** Provided data **
-.-.-

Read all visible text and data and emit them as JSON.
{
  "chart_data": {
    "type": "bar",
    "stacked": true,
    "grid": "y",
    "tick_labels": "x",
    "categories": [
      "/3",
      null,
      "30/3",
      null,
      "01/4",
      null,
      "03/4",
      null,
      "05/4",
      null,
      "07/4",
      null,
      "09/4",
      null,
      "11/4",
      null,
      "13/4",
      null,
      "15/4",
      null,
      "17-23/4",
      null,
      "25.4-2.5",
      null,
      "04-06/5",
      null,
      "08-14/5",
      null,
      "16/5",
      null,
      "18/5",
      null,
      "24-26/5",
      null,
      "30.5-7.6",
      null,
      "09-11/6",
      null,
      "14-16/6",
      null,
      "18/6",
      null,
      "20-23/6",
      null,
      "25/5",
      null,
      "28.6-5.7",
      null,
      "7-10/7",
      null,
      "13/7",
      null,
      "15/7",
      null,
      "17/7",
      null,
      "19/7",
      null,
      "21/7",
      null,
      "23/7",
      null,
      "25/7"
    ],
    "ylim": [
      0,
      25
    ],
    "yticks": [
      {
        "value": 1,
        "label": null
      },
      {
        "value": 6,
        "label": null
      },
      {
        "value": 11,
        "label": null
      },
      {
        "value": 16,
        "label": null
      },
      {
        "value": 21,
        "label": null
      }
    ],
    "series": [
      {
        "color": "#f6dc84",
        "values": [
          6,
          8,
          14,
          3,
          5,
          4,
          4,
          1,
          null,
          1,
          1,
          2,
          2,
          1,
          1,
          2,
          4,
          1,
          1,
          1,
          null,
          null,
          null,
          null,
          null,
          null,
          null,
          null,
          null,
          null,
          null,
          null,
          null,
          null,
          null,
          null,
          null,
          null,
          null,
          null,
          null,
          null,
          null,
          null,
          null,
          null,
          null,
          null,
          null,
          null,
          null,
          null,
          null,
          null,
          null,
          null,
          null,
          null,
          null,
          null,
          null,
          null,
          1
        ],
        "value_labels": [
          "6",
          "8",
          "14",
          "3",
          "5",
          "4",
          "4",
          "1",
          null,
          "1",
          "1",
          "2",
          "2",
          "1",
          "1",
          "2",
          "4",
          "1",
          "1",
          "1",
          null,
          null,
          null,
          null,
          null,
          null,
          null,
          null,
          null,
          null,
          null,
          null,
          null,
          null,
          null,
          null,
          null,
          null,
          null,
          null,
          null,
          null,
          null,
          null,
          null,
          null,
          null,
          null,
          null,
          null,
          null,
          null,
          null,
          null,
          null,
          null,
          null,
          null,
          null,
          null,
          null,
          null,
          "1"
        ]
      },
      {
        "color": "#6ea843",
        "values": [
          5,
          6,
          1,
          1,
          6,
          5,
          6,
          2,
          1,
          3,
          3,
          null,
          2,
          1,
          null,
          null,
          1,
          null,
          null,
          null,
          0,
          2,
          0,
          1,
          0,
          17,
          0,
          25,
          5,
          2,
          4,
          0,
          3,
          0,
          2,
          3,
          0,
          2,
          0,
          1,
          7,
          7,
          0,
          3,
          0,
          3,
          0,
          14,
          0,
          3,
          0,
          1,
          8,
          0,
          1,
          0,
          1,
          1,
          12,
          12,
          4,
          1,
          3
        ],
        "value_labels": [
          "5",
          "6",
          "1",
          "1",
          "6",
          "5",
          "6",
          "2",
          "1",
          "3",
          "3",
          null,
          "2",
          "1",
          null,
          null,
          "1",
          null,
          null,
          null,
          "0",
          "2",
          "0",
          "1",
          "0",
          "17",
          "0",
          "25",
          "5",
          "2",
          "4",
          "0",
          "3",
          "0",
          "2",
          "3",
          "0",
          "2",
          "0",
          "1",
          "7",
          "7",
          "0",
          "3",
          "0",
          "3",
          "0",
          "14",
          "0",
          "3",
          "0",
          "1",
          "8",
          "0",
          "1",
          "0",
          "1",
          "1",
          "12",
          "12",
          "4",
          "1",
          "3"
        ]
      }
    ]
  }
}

-.-.-

** What is needed **
Reproduce each line of the material above precisely.

** Exercise result **
Read all visible text and data and emit them as JSON.
{
  "chart_data": {
    "type": "bar",
    "stacked": true,
    "grid": "y",
    "tick_labels": "x",
    "categories": [
      "/3",
      null,
      "30/3",
      null,
      "01/4",
      null,
      "03/4",
      null,
      "05/4",
      null,
      "07/4",
      null,
      "09/4",
      null,
      "11/4",
      null,
      "13/4",
      null,
      "15/4",
      null,
      "17-23/4",
      null,
      "25.4-2.5",
      null,
      "04-06/5",
      null,
      "08-14/5",
      null,
      "16/5",
      null,
      "18/5",
      null,
      "24-26/5",
      null,
      "30.5-7.6",
      null,
      "09-11/6",
      null,
      "14-16/6",
      null,
      "18/6",
      null,
      "20-23/6",
      null,
      "25/5",
      null,
      "28.6-5.7",
      null,
      "7-10/7",
      null,
      "13/7",
      null,
      "15/7",
      null,
      "17/7",
      null,
      "19/7",
      null,
      "21/7",
      null,
      "23/7",
      null,
      "25/7"
    ],
    "ylim": [
      0,
      25
    ],
    "yticks": [
      {
        "value": 1,
        "label": null
      },
      {
        "value": 6,
        "label": null
      },
      {
        "value": 11,
        "label": null
      },
      {
        "value": 16,
        "label": null
      },
      {
        "value": 21,
        "label": null
      }
    ],
    "series": [
      {
        "color": "#f6dc84",
        "values": [
          6,
          8,
          14,
          3,
          5,
          4,
          4,
          1,
          null,
          1,
          1,
          2,
          2,
          1,
          1,
          2,
          4,
          1,
          1,
          1,
          null,
          null,
          null,
          null,
          null,
          null,
          null,
          null,
          null,
          null,
          null,
          null,
          null,
          null,
          null,
          null,
          null,
          null,
          null,
          null,
          null,
          null,
          null,
          null,
          null,
          null,
          null,
          null,
          null,
          null,
          null,
          null,
          null,
          null,
          null,
          null,
          null,
          null,
          null,
          null,
          null,
          null,
          1
        ],
        "value_labels": [
          "6",
          "8",
          "14",
          "3",
          "5",
          "4",
          "4",
          "1",
          null,
          "1",
          "1",
          "2",
          "2",
          "1",
          "1",
          "2",
          "4",
          "1",
          "1",
          "1",
          null,
          null,
          null,
          null,
          null,
          null,
          null,
          null,
          null,
          null,
          null,
          null,
          null,
          null,
          null,
          null,
          null,
          null,
          null,
          null,
          null,
          null,
          null,
          null,
          null,
          null,
          null,
          null,
          null,
          null,
          null,
          null,
          null,
          null,
          null,
          null,
          null,
          null,
          null,
          null,
          null,
          null,
          "1"
        ]
      },
      {
        "color": "#6ea843",
        "values": [
          5,
          6,
          1,
          1,
          6,
          5,
          6,
          2,
          1,
          3,
          3,
          null,
          2,
          1,
          null,
          null,
          1,
          null,
          null,
          null,
          0,
          2,
          0,
          1,
          0,
          17,
          0,
          25,
          5,
          2,
          4,
          0,
          3,
          0,
          2,
          3,
          0,
          2,
          0,
          1,
          7,
          7,
          0,
          3,
          0,
          3,
          0,
          14,
          0,
          3,
          0,
          1,
          8,
          0,
          1,
          0,
          1,
          1,
          12,
          12,
          4,
          1,
          3
        ],
        "value_labels": [
          "5",
          "6",
          "1",
          "1",
          "6",
          "5",
          "6",
          "2",
          "1",
          "3",
          "3",
          null,
          "2",
          "1",
          null,
          null,
          "1",
          null,
          null,
          null,
          "0",
          "2",
          "0",
          "1",
          "0",
          "17",
          "0",
          "25",
          "5",
          "2",
          "4",
          "0",
          "3",
          "0",
          "2",
          "3",
          "0",
          "2",
          "0",
          "1",
          "7",
          "7",
          "0",
          "3",
          "0",
          "3",
          "0",
          "14",
          "0",
          "3",
          "0",
          "1",
          "8",
          "0",
          "1",
          "0",
          "1",
          "1",
          "12",
          "12",
          "4",
          "1",
          "3"
        ]
      }
    ]
  }
}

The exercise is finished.